Every line holding the string "cummulated" should be gathered.

>> Start Given information

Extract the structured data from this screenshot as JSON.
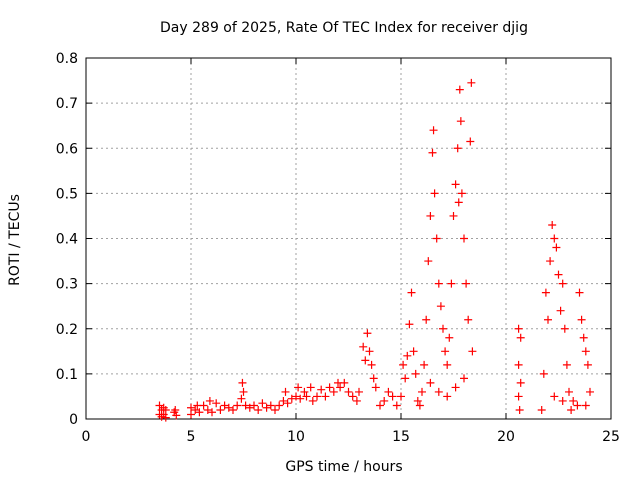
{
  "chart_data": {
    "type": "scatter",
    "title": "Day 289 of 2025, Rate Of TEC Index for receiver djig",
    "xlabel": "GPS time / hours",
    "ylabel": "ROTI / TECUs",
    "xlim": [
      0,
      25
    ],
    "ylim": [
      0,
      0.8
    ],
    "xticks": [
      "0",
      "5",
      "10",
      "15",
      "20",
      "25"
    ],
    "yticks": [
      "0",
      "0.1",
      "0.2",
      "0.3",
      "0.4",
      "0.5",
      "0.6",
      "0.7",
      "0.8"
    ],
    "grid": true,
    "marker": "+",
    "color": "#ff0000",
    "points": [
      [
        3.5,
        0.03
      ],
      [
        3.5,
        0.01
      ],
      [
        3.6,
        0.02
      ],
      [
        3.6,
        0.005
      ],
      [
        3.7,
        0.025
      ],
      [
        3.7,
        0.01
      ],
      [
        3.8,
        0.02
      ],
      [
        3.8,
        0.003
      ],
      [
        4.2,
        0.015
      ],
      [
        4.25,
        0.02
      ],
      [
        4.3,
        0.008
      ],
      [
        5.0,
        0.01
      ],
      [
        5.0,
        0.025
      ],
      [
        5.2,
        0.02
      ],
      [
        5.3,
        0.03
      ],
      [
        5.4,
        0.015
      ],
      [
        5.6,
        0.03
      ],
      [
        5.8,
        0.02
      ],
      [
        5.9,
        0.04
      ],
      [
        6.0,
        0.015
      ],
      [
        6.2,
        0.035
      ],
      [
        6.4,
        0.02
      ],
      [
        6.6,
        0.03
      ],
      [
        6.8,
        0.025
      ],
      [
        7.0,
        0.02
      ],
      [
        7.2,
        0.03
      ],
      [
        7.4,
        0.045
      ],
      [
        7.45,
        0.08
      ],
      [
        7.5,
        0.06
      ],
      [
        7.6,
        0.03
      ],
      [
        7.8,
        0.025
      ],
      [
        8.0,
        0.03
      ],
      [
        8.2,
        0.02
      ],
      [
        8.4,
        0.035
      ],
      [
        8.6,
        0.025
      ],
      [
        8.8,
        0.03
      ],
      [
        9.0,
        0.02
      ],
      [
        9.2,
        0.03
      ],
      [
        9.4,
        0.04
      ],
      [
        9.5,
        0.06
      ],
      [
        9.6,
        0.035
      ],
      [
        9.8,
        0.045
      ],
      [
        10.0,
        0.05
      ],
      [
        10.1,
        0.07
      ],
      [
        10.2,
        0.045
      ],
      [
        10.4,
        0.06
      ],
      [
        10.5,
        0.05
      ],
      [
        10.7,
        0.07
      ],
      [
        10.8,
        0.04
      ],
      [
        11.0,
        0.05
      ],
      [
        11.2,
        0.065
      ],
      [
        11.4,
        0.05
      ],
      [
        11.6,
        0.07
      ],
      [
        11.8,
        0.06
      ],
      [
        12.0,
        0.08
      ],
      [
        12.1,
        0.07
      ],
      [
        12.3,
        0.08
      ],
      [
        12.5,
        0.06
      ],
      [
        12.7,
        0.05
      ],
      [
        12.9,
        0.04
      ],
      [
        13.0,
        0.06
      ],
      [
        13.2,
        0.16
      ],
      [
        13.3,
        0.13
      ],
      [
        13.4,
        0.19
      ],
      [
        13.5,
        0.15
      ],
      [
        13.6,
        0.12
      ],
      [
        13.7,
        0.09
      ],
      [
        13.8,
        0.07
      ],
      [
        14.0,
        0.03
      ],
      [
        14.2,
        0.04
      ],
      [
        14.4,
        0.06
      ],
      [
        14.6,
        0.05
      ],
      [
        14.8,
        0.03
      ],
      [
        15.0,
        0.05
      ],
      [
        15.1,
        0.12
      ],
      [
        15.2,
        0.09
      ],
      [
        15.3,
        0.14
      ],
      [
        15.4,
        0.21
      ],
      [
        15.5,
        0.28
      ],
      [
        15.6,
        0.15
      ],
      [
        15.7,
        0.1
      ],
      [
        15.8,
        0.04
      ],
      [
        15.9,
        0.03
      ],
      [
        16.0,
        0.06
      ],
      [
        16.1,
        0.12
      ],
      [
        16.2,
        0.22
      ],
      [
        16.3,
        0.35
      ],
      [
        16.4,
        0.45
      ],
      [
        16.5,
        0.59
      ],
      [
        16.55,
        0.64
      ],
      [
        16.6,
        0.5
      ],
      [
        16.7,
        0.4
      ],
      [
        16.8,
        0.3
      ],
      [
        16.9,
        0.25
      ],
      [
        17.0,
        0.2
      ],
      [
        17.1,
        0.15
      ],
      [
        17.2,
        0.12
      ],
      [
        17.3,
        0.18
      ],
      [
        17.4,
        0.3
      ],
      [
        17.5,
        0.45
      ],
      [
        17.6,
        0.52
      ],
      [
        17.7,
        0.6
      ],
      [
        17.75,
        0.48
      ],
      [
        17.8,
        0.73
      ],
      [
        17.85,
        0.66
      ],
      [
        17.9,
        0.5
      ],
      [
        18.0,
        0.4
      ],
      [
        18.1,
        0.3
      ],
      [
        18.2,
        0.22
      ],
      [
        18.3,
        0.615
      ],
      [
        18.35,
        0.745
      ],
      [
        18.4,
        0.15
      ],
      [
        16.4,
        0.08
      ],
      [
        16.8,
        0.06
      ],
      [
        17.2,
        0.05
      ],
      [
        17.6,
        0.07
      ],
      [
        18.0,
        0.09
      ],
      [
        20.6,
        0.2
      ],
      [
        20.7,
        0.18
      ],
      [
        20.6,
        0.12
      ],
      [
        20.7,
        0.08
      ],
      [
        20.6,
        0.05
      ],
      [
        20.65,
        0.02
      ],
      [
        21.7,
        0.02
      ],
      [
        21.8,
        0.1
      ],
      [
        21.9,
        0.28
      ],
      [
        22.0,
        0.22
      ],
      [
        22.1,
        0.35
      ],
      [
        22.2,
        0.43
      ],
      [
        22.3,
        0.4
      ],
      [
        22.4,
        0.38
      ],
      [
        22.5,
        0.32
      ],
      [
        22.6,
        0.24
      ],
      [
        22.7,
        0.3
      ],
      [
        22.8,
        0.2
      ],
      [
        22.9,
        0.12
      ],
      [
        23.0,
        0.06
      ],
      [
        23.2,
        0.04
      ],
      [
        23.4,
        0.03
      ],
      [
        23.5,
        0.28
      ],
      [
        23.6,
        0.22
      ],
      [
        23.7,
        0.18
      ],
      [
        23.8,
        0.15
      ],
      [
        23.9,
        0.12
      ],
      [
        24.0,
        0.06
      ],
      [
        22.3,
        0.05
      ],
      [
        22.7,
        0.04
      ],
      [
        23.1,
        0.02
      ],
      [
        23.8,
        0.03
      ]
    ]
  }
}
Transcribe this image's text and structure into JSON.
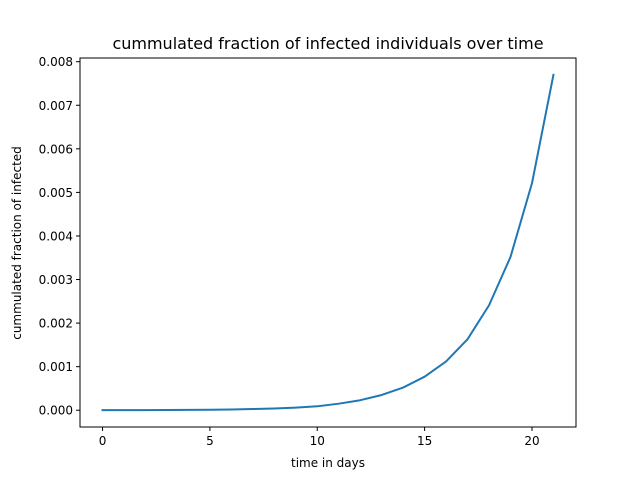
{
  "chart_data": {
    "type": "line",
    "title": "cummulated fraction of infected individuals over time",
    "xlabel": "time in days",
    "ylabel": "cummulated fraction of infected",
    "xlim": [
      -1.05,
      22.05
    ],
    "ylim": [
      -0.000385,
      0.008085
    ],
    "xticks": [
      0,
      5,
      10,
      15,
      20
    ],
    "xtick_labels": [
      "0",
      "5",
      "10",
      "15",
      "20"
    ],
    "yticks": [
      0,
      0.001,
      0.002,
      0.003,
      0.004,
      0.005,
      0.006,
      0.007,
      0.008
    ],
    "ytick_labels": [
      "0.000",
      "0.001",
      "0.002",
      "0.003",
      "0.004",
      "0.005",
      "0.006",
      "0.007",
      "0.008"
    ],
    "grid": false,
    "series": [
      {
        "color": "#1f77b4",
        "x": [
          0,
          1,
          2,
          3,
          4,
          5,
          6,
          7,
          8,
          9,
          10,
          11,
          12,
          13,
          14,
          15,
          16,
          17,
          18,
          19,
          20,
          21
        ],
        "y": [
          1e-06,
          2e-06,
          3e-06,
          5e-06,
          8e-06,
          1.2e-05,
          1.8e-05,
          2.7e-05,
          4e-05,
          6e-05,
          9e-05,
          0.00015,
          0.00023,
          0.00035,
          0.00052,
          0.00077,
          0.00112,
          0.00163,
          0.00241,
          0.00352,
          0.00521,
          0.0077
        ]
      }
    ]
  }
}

>> End Given information

#### [Task answer]
    "title": "cummulated fraction of infected individuals over time",
    "ylabel": "cummulated fraction of infected",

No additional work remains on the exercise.